[GIVEN REQUEST]
Report every line below that holds the word "JSON".

Records from a dataset
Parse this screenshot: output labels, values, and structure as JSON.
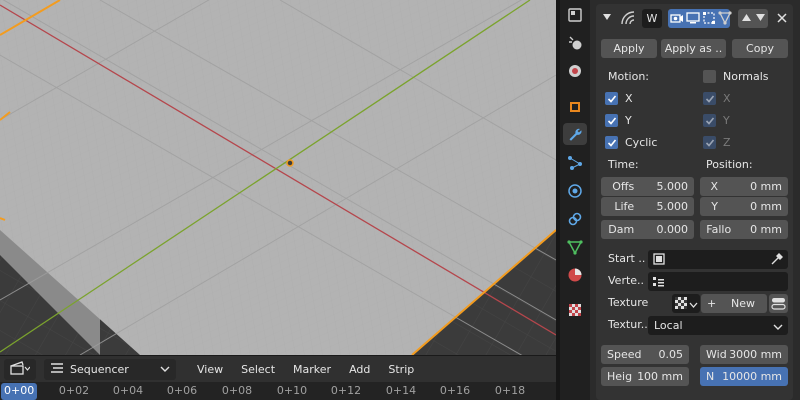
{
  "viewport": {
    "colors": {
      "grid_plane": "#b3b3b3",
      "x_axis": "#b5464c",
      "y_axis": "#7ba32d",
      "selection_outline": "#f39c1f",
      "background": "#3d3d3d"
    }
  },
  "sequencer": {
    "editor_type_icon": "sequencer-clapboard-icon",
    "mode": "Sequencer",
    "menus": [
      "View",
      "Select",
      "Marker",
      "Add",
      "Strip"
    ],
    "current_frame": "0+00",
    "ticks": [
      "0+02",
      "0+04",
      "0+06",
      "0+08",
      "0+10",
      "0+12",
      "0+14",
      "0+16",
      "0+18"
    ]
  },
  "properties_tabs": [
    "tool-icon",
    "render-icon",
    "scene-icon",
    "object-icon",
    "modifier-wrench-icon",
    "particles-icon",
    "physics-icon",
    "constraints-icon",
    "data-mesh-icon",
    "material-icon",
    "texture-icon"
  ],
  "modifier": {
    "name_initial": "W",
    "buttons": {
      "apply": "Apply",
      "apply_as": "Apply as ..",
      "copy": "Copy"
    },
    "motion_label": "Motion:",
    "normals_label": "Normals",
    "motion": {
      "x": "X",
      "y": "Y",
      "cyclic": "Cyclic"
    },
    "normals_axes": {
      "x": "X",
      "y": "Y",
      "z": "Z"
    },
    "time_label": "Time:",
    "position_label": "Position:",
    "time": {
      "offset": {
        "label": "Offs",
        "value": "5.000"
      },
      "life": {
        "label": "Life",
        "value": "5.000"
      },
      "damping": {
        "label": "Dam",
        "value": "0.000"
      }
    },
    "position": {
      "x": {
        "label": "X",
        "value": "0 mm"
      },
      "y": {
        "label": "Y",
        "value": "0 mm"
      },
      "falloff": {
        "label": "Fallo",
        "value": "0 mm"
      }
    },
    "start_label": "Start ..",
    "vertex_label": "Verte..",
    "texture_label": "Texture",
    "texture_new": "New",
    "texture_coords_label": "Textur..",
    "texture_coords_value": "Local",
    "speed": {
      "label": "Speed",
      "value": "0.05"
    },
    "width": {
      "label": "Wid",
      "value": "3000 mm"
    },
    "height": {
      "label": "Heig",
      "value": "100 mm"
    },
    "narrowness": {
      "label": "N",
      "value": "10000 mm"
    },
    "accent_color": "#4772b3"
  }
}
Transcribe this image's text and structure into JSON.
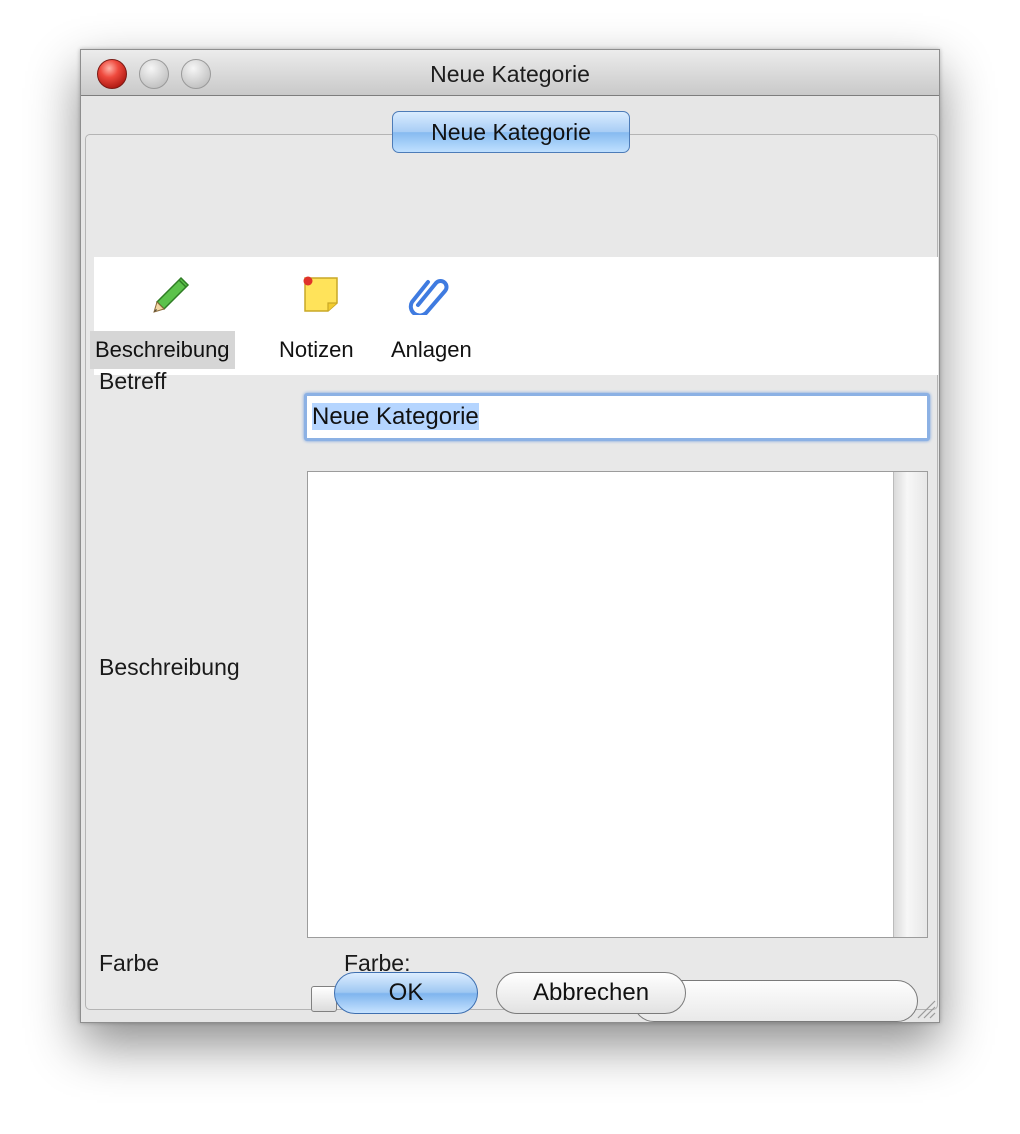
{
  "window": {
    "title": "Neue Kategorie"
  },
  "tab": {
    "label": "Neue Kategorie"
  },
  "toolbar": {
    "items": [
      {
        "label": "Beschreibung",
        "icon": "pencil-icon",
        "selected": true
      },
      {
        "label": "Notizen",
        "icon": "sticky-note-icon",
        "selected": false
      },
      {
        "label": "Anlagen",
        "icon": "paperclip-icon",
        "selected": false
      }
    ]
  },
  "form": {
    "subject_label": "Betreff",
    "subject_value": "Neue Kategorie",
    "description_label": "Beschreibung",
    "description_value": "",
    "color_label": "Farbe",
    "color_checkbox_label": "Farbe:",
    "color_checkbox_checked": false
  },
  "buttons": {
    "ok": "OK",
    "cancel": "Abbrechen"
  },
  "colors": {
    "accent": "#8cb1e4",
    "selection": "#b5d5ff",
    "window_bg": "#e6e6e6",
    "close_button": "#ef4a3e"
  }
}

[WRITTEN ANSWER]
Parse this screenshot: output labels, values, and structure as JSON.
Transcribe this image's text and structure into JSON.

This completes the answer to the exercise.